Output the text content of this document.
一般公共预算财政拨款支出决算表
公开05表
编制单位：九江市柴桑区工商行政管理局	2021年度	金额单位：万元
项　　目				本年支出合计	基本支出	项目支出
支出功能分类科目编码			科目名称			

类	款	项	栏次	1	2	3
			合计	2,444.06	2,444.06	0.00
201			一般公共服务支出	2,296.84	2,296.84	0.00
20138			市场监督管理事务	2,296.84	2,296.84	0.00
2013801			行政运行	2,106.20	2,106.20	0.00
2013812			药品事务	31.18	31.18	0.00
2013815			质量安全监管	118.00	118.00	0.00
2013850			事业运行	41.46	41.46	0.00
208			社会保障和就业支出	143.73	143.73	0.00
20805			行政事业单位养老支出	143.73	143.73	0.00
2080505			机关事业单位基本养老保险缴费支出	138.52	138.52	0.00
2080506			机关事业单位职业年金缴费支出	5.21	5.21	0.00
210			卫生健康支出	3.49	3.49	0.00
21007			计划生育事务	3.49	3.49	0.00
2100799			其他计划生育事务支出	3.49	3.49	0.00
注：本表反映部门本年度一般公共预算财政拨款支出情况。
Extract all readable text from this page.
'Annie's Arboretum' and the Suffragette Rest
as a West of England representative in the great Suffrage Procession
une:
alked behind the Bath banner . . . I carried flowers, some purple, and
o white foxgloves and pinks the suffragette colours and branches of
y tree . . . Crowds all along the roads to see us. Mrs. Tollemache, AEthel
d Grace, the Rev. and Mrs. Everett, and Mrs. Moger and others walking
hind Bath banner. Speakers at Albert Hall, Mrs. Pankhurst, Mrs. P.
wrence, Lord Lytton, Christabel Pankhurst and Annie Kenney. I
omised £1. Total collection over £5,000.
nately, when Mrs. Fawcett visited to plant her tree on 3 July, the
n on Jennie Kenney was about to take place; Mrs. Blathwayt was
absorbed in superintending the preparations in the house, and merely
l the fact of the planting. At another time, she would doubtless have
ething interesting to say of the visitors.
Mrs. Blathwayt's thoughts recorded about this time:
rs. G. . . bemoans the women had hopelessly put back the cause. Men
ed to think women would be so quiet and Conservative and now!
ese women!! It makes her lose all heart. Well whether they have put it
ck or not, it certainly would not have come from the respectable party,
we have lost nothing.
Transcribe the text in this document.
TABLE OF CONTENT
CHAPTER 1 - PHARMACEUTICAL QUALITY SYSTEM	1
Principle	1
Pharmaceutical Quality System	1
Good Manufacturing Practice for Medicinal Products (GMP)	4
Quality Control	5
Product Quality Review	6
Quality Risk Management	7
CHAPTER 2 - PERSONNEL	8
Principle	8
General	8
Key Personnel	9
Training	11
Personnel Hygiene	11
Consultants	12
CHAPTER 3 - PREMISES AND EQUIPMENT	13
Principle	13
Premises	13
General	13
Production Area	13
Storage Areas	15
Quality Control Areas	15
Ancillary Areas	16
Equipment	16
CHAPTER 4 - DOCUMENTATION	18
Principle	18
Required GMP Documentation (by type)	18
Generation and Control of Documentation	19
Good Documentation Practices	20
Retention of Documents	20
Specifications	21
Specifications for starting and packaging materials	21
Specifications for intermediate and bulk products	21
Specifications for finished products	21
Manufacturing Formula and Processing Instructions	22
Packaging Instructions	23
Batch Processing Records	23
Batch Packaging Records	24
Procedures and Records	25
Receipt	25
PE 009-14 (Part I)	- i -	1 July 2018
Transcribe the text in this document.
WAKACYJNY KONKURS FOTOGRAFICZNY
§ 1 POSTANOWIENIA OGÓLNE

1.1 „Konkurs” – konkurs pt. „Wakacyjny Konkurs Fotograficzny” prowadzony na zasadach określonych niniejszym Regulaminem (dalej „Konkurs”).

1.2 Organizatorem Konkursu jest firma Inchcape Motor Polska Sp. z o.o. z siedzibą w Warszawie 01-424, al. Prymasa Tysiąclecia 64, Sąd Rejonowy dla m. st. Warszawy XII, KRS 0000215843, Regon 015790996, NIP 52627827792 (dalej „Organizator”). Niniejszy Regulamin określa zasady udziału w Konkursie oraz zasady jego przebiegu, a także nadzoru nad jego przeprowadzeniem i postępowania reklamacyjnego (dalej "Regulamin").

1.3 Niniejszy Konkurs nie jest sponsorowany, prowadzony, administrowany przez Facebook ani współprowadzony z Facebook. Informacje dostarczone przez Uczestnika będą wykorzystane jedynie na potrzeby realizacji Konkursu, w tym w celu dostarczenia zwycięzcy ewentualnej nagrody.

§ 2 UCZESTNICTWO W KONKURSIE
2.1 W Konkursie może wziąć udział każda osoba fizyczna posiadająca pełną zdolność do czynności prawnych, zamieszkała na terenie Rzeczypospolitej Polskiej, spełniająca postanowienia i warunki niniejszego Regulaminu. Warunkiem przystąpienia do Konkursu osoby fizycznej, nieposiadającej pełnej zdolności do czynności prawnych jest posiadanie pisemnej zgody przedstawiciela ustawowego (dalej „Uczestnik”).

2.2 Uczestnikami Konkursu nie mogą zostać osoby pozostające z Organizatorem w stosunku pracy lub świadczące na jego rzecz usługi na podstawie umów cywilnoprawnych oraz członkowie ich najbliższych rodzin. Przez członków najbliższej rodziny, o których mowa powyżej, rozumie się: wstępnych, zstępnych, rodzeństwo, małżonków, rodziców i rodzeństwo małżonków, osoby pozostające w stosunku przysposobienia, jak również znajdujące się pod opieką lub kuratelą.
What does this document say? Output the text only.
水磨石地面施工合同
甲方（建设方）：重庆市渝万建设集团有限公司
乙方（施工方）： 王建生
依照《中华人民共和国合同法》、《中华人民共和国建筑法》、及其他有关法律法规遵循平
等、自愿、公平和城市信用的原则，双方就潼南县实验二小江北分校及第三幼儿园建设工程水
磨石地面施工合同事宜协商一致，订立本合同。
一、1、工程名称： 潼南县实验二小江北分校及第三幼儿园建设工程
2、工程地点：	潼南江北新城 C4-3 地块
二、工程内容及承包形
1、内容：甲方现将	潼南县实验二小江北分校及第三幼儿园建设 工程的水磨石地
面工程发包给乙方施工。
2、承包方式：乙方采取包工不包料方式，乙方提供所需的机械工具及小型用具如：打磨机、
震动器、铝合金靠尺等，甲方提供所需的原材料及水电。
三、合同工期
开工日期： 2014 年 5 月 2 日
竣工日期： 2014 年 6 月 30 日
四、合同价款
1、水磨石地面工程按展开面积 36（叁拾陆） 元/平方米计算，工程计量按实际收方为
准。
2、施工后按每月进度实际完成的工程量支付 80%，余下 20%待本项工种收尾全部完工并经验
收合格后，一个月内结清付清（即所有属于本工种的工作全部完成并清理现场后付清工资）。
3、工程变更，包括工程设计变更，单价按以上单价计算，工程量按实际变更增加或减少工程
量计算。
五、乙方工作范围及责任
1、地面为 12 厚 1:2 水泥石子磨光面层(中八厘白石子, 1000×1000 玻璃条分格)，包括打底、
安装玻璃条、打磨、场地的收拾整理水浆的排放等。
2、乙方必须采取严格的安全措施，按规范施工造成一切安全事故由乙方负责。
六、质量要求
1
=======
* **Aim of the task**:
Repeat the records above exactly, from the first line to the last.

* **The completed task**:
Output the text content of this document.
一般公共预算财政拨款支出决算表
公开05表
编制单位：九江市柴桑区工商行政管理局	2021年度	金额单位：万元
项　　目				本年支出合计	基本支出	项目支出
支出功能分类科目编码			科目名称			

类	款	项	栏次	1	2	3
			合计	2,444.06	2,444.06	0.00
201			一般公共服务支出	2,296.84	2,296.84	0.00
20138			市场监督管理事务	2,296.84	2,296.84	0.00
2013801			行政运行	2,106.20	2,106.20	0.00
2013812			药品事务	31.18	31.18	0.00
2013815			质量安全监管	118.00	118.00	0.00
2013850			事业运行	41.46	41.46	0.00
208			社会保障和就业支出	143.73	143.73	0.00
20805			行政事业单位养老支出	143.73	143.73	0.00
2080505			机关事业单位基本养老保险缴费支出	138.52	138.52	0.00
2080506			机关事业单位职业年金缴费支出	5.21	5.21	0.00
210			卫生健康支出	3.49	3.49	0.00
21007			计划生育事务	3.49	3.49	0.00
2100799			其他计划生育事务支出	3.49	3.49	0.00
注：本表反映部门本年度一般公共预算财政拨款支出情况。
Extract all readable text from this page.
'Annie's Arboretum' and the Suffragette Rest
as a West of England representative in the great Suffrage Procession
une:
alked behind the Bath banner . . . I carried flowers, some purple, and
o white foxgloves and pinks the suffragette colours and branches of
y tree . . . Crowds all along the roads to see us. Mrs. Tollemache, AEthel
d Grace, the Rev. and Mrs. Everett, and Mrs. Moger and others walking
hind Bath banner. Speakers at Albert Hall, Mrs. Pankhurst, Mrs. P.
wrence, Lord Lytton, Christabel Pankhurst and Annie Kenney. I
omised £1. Total collection over £5,000.
nately, when Mrs. Fawcett visited to plant her tree on 3 July, the
n on Jennie Kenney was about to take place; Mrs. Blathwayt was
absorbed in superintending the preparations in the house, and merely
l the fact of the planting. At another time, she would doubtless have
ething interesting to say of the visitors.
Mrs. Blathwayt's thoughts recorded about this time:
rs. G. . . bemoans the women had hopelessly put back the cause. Men
ed to think women would be so quiet and Conservative and now!
ese women!! It makes her lose all heart. Well whether they have put it
ck or not, it certainly would not have come from the respectable party,
we have lost nothing.
Transcribe the text in this document.
TABLE OF CONTENT
CHAPTER 1 - PHARMACEUTICAL QUALITY SYSTEM	1
Principle	1
Pharmaceutical Quality System	1
Good Manufacturing Practice for Medicinal Products (GMP)	4
Quality Control	5
Product Quality Review	6
Quality Risk Management	7
CHAPTER 2 - PERSONNEL	8
Principle	8
General	8
Key Personnel	9
Training	11
Personnel Hygiene	11
Consultants	12
CHAPTER 3 - PREMISES AND EQUIPMENT	13
Principle	13
Premises	13
General	13
Production Area	13
Storage Areas	15
Quality Control Areas	15
Ancillary Areas	16
Equipment	16
CHAPTER 4 - DOCUMENTATION	18
Principle	18
Required GMP Documentation (by type)	18
Generation and Control of Documentation	19
Good Documentation Practices	20
Retention of Documents	20
Specifications	21
Specifications for starting and packaging materials	21
Specifications for intermediate and bulk products	21
Specifications for finished products	21
Manufacturing Formula and Processing Instructions	22
Packaging Instructions	23
Batch Processing Records	23
Batch Packaging Records	24
Procedures and Records	25
Receipt	25
PE 009-14 (Part I)	- i -	1 July 2018
Transcribe the text in this document.
WAKACYJNY KONKURS FOTOGRAFICZNY
§ 1 POSTANOWIENIA OGÓLNE

1.1 „Konkurs” – konkurs pt. „Wakacyjny Konkurs Fotograficzny” prowadzony na zasadach określonych niniejszym Regulaminem (dalej „Konkurs”).

1.2 Organizatorem Konkursu jest firma Inchcape Motor Polska Sp. z o.o. z siedzibą w Warszawie 01-424, al. Prymasa Tysiąclecia 64, Sąd Rejonowy dla m. st. Warszawy XII, KRS 0000215843, Regon 015790996, NIP 52627827792 (dalej „Organizator”). Niniejszy Regulamin określa zasady udziału w Konkursie oraz zasady jego przebiegu, a także nadzoru nad jego przeprowadzeniem i postępowania reklamacyjnego (dalej "Regulamin").

1.3 Niniejszy Konkurs nie jest sponsorowany, prowadzony, administrowany przez Facebook ani współprowadzony z Facebook. Informacje dostarczone przez Uczestnika będą wykorzystane jedynie na potrzeby realizacji Konkursu, w tym w celu dostarczenia zwycięzcy ewentualnej nagrody.

§ 2 UCZESTNICTWO W KONKURSIE
2.1 W Konkursie może wziąć udział każda osoba fizyczna posiadająca pełną zdolność do czynności prawnych, zamieszkała na terenie Rzeczypospolitej Polskiej, spełniająca postanowienia i warunki niniejszego Regulaminu. Warunkiem przystąpienia do Konkursu osoby fizycznej, nieposiadającej pełnej zdolności do czynności prawnych jest posiadanie pisemnej zgody przedstawiciela ustawowego (dalej „Uczestnik”).

2.2 Uczestnikami Konkursu nie mogą zostać osoby pozostające z Organizatorem w stosunku pracy lub świadczące na jego rzecz usługi na podstawie umów cywilnoprawnych oraz członkowie ich najbliższych rodzin. Przez członków najbliższej rodziny, o których mowa powyżej, rozumie się: wstępnych, zstępnych, rodzeństwo, małżonków, rodziców i rodzeństwo małżonków, osoby pozostające w stosunku przysposobienia, jak również znajdujące się pod opieką lub kuratelą.
What does this document say? Output the text only.
水磨石地面施工合同
甲方（建设方）：重庆市渝万建设集团有限公司
乙方（施工方）： 王建生
依照《中华人民共和国合同法》、《中华人民共和国建筑法》、及其他有关法律法规遵循平
等、自愿、公平和城市信用的原则，双方就潼南县实验二小江北分校及第三幼儿园建设工程水
磨石地面施工合同事宜协商一致，订立本合同。
一、1、工程名称： 潼南县实验二小江北分校及第三幼儿园建设工程
2、工程地点：	潼南江北新城 C4-3 地块
二、工程内容及承包形
1、内容：甲方现将	潼南县实验二小江北分校及第三幼儿园建设 工程的水磨石地
面工程发包给乙方施工。
2、承包方式：乙方采取包工不包料方式，乙方提供所需的机械工具及小型用具如：打磨机、
震动器、铝合金靠尺等，甲方提供所需的原材料及水电。
三、合同工期
开工日期： 2014 年 5 月 2 日
竣工日期： 2014 年 6 月 30 日
四、合同价款
1、水磨石地面工程按展开面积 36（叁拾陆） 元/平方米计算，工程计量按实际收方为
准。
2、施工后按每月进度实际完成的工程量支付 80%，余下 20%待本项工种收尾全部完工并经验
收合格后，一个月内结清付清（即所有属于本工种的工作全部完成并清理现场后付清工资）。
3、工程变更，包括工程设计变更，单价按以上单价计算，工程量按实际变更增加或减少工程
量计算。
五、乙方工作范围及责任
1、地面为 12 厚 1:2 水泥石子磨光面层(中八厘白石子, 1000×1000 玻璃条分格)，包括打底、
安装玻璃条、打磨、场地的收拾整理水浆的排放等。
2、乙方必须采取严格的安全措施，按规范施工造成一切安全事故由乙方负责。
六、质量要求
1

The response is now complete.